__Written request__: Lines before the one containing "Transcribe the text in this document." are excluded; reproduce that line and all lines after it in the entries below, exactly.

Records from a data source
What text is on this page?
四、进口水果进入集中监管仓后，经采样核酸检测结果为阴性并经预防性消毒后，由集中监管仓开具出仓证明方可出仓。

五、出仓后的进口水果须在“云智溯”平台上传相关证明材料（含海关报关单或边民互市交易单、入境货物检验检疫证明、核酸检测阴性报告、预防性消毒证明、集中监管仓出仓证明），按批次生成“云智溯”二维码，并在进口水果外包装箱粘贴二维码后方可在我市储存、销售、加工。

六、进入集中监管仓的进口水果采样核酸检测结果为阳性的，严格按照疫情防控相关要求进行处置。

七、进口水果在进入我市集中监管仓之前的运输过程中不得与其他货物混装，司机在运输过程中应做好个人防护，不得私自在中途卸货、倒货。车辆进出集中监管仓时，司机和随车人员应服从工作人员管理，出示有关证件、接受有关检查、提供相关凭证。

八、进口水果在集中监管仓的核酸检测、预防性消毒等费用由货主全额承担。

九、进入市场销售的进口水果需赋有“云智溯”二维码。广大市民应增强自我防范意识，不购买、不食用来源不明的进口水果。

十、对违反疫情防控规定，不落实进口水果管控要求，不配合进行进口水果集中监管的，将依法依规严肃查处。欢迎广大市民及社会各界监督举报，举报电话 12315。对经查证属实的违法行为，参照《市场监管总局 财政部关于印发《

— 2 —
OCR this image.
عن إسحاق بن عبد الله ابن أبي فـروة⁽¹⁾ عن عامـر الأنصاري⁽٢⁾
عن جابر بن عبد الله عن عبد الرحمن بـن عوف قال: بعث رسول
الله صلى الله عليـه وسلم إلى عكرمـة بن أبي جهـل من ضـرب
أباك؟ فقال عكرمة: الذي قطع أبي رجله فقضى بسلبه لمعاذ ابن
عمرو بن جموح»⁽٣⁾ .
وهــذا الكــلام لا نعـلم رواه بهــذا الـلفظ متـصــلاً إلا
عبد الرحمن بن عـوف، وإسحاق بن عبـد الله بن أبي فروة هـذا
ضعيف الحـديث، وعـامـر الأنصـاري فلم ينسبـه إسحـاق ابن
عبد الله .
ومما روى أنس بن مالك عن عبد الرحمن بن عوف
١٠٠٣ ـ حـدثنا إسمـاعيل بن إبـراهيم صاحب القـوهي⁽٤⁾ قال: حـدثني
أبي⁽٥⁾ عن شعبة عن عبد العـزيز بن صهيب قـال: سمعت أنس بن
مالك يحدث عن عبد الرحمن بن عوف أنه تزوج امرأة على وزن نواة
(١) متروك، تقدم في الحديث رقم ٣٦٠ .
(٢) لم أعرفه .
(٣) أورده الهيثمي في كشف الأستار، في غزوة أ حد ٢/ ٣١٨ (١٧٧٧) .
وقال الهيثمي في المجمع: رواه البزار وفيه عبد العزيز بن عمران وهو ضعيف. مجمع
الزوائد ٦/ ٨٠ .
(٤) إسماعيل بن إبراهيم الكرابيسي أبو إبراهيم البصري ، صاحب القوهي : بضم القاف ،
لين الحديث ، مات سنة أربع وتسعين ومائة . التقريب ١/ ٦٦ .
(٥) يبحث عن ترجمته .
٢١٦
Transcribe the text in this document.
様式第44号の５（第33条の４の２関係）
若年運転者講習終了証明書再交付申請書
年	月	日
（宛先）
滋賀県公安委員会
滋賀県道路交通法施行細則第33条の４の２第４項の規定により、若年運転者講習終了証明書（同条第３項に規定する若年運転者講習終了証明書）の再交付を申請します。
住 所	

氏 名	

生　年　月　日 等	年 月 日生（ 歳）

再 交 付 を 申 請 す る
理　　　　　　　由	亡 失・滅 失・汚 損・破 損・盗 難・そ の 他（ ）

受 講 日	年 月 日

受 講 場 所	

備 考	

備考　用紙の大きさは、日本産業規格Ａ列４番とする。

__Response__:
Transcribe the text in this document.
様式第44号の５（第33条の４の２関係）
若年運転者講習終了証明書再交付申請書
年	月	日
（宛先）
滋賀県公安委員会
滋賀県道路交通法施行細則第33条の４の２第４項の規定により、若年運転者講習終了証明書（同条第３項に規定する若年運転者講習終了証明書）の再交付を申請します。
住 所	

氏 名	

生　年　月　日 等	年 月 日生（ 歳）

再 交 付 を 申 請 す る
理　　　　　　　由	亡 失・滅 失・汚 損・破 損・盗 難・そ の 他（ ）

受 講 日	年 月 日

受 講 場 所	

備 考	

備考　用紙の大きさは、日本産業規格Ａ列４番とする。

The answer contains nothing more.